**BRIEF:** Return every record below exactly as written, omitting any pictures.
--- begin WORKING DATA ---
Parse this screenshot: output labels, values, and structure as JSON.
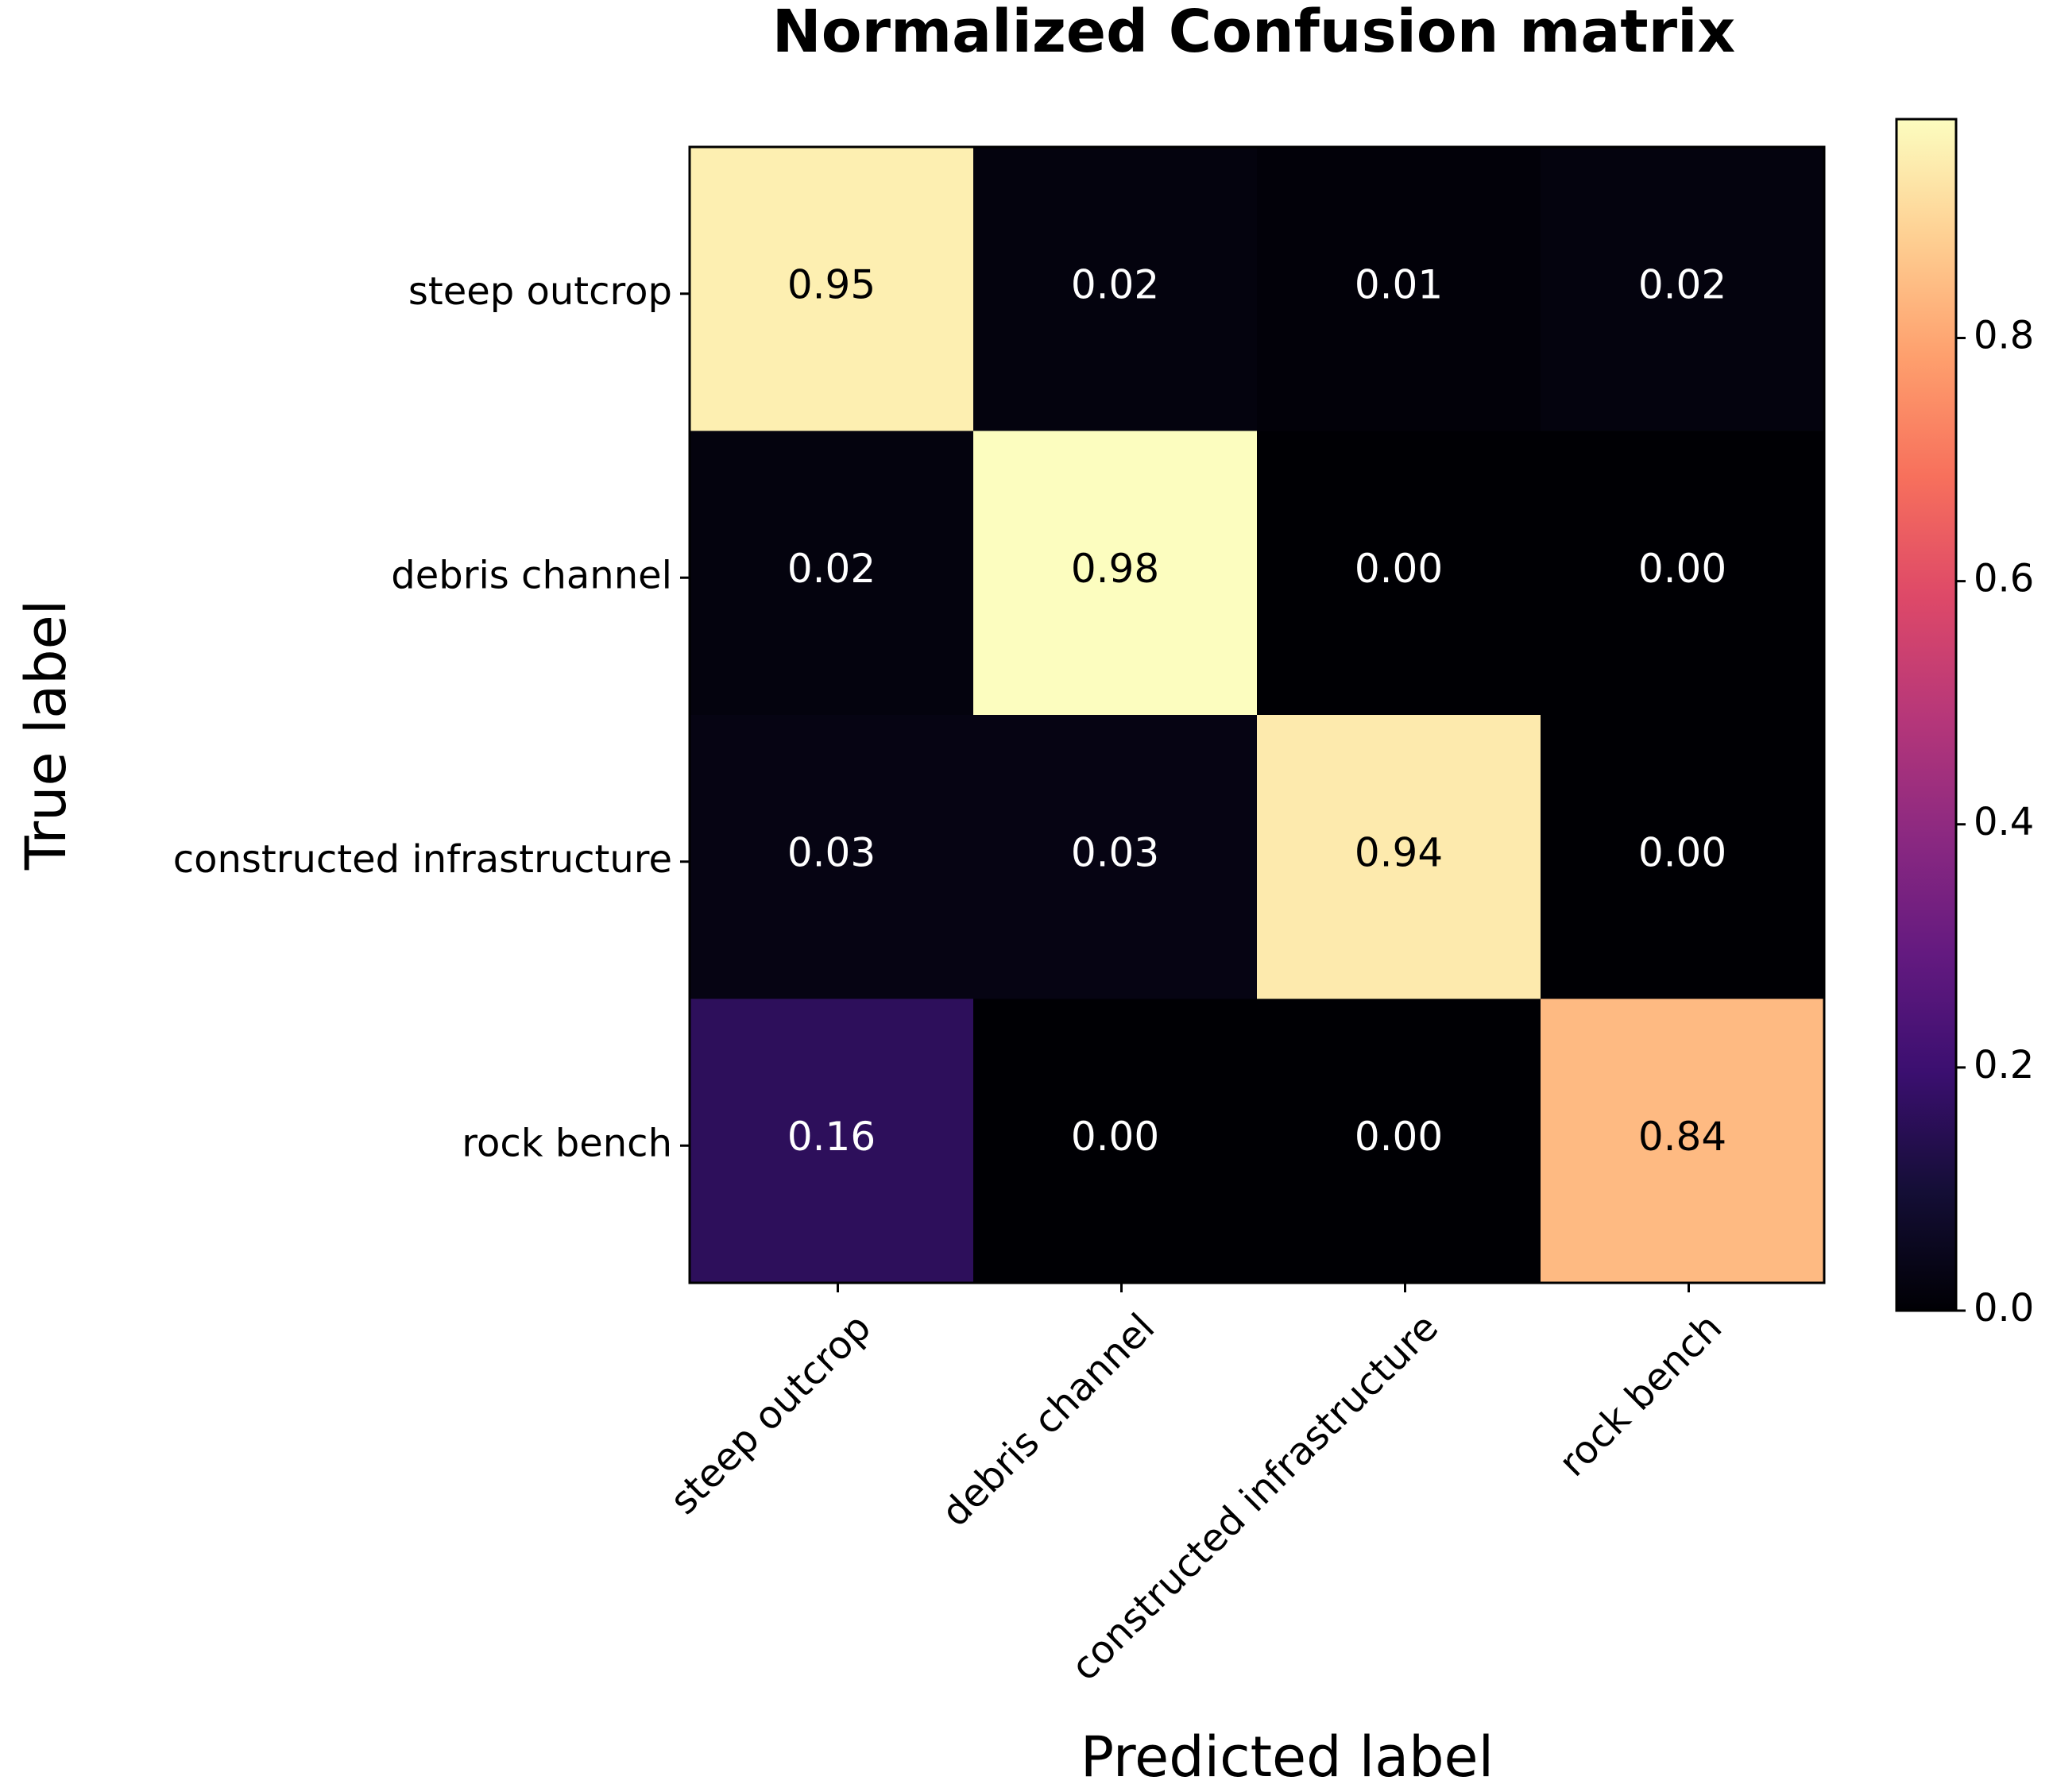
{
  "chart_data": {
    "type": "heatmap",
    "title": "Normalized Confusion matrix",
    "xlabel": "Predicted label",
    "ylabel": "True label",
    "x_categories": [
      "steep outcrop",
      "debris channel",
      "constructed infrastructure",
      "rock bench"
    ],
    "y_categories": [
      "steep outcrop",
      "debris channel",
      "constructed infrastructure",
      "rock bench"
    ],
    "values": [
      [
        0.95,
        0.02,
        0.01,
        0.02
      ],
      [
        0.02,
        0.98,
        0.0,
        0.0
      ],
      [
        0.03,
        0.03,
        0.94,
        0.0
      ],
      [
        0.16,
        0.0,
        0.0,
        0.84
      ]
    ],
    "value_labels": [
      [
        "0.95",
        "0.02",
        "0.01",
        "0.02"
      ],
      [
        "0.02",
        "0.98",
        "0.00",
        "0.00"
      ],
      [
        "0.03",
        "0.03",
        "0.94",
        "0.00"
      ],
      [
        "0.16",
        "0.00",
        "0.00",
        "0.84"
      ]
    ],
    "colormap": "magma",
    "colorbar": {
      "range": [
        0.0,
        0.98
      ],
      "ticks": [
        0.0,
        0.2,
        0.4,
        0.6,
        0.8
      ],
      "tick_labels": [
        "0.0",
        "0.2",
        "0.4",
        "0.6",
        "0.8"
      ]
    },
    "grid": false
  }
}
--- end WORKING DATA ---
**SOLUTION FOR THIS EXERCISE:**
Parse this screenshot: output labels, values, and structure as JSON.
{
  "chart_data": {
    "type": "heatmap",
    "title": "Normalized Confusion matrix",
    "xlabel": "Predicted label",
    "ylabel": "True label",
    "x_categories": [
      "steep outcrop",
      "debris channel",
      "constructed infrastructure",
      "rock bench"
    ],
    "y_categories": [
      "steep outcrop",
      "debris channel",
      "constructed infrastructure",
      "rock bench"
    ],
    "values": [
      [
        0.95,
        0.02,
        0.01,
        0.02
      ],
      [
        0.02,
        0.98,
        0.0,
        0.0
      ],
      [
        0.03,
        0.03,
        0.94,
        0.0
      ],
      [
        0.16,
        0.0,
        0.0,
        0.84
      ]
    ],
    "value_labels": [
      [
        "0.95",
        "0.02",
        "0.01",
        "0.02"
      ],
      [
        "0.02",
        "0.98",
        "0.00",
        "0.00"
      ],
      [
        "0.03",
        "0.03",
        "0.94",
        "0.00"
      ],
      [
        "0.16",
        "0.00",
        "0.00",
        "0.84"
      ]
    ],
    "colormap": "magma",
    "colorbar": {
      "range": [
        0.0,
        0.98
      ],
      "ticks": [
        0.0,
        0.2,
        0.4,
        0.6,
        0.8
      ],
      "tick_labels": [
        "0.0",
        "0.2",
        "0.4",
        "0.6",
        "0.8"
      ]
    },
    "grid": false
  }
}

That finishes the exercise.